EXERCISE AIM:
Images are excluded; otherwise, output every record exactly.

-- -- --

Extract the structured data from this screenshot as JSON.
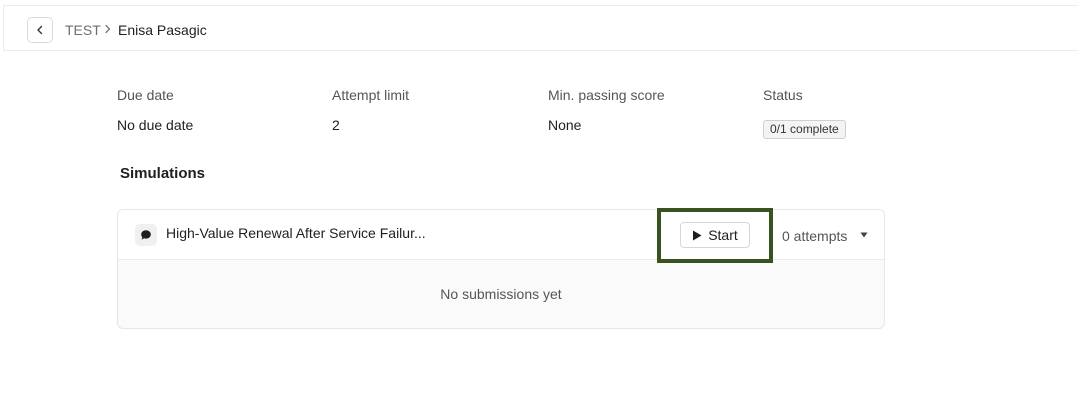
{
  "breadcrumb": {
    "root": "TEST",
    "current": "Enisa Pasagic"
  },
  "meta": {
    "due_date": {
      "label": "Due date",
      "value": "No due date"
    },
    "attempt_limit": {
      "label": "Attempt limit",
      "value": "2"
    },
    "min_passing_score": {
      "label": "Min. passing score",
      "value": "None"
    },
    "status": {
      "label": "Status",
      "value": "0/1 complete"
    }
  },
  "simulations": {
    "title": "Simulations",
    "items": [
      {
        "title": "High-Value Renewal After Service Failur...",
        "start_label": "Start",
        "attempts_label": "0 attempts",
        "empty_message": "No submissions yet"
      }
    ]
  },
  "colors": {
    "highlight": "#3a5220"
  }
}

-- -- --

WRITTEN RESPONSE:
Extract the structured data from this screenshot as JSON.
{
  "breadcrumb": {
    "root": "TEST",
    "current": "Enisa Pasagic"
  },
  "meta": {
    "due_date": {
      "label": "Due date",
      "value": "No due date"
    },
    "attempt_limit": {
      "label": "Attempt limit",
      "value": "2"
    },
    "min_passing_score": {
      "label": "Min. passing score",
      "value": "None"
    },
    "status": {
      "label": "Status",
      "value": "0/1 complete"
    }
  },
  "simulations": {
    "title": "Simulations",
    "items": [
      {
        "title": "High-Value Renewal After Service Failur...",
        "start_label": "Start",
        "attempts_label": "0 attempts",
        "empty_message": "No submissions yet"
      }
    ]
  },
  "colors": {
    "highlight": "#3a5220"
  }
}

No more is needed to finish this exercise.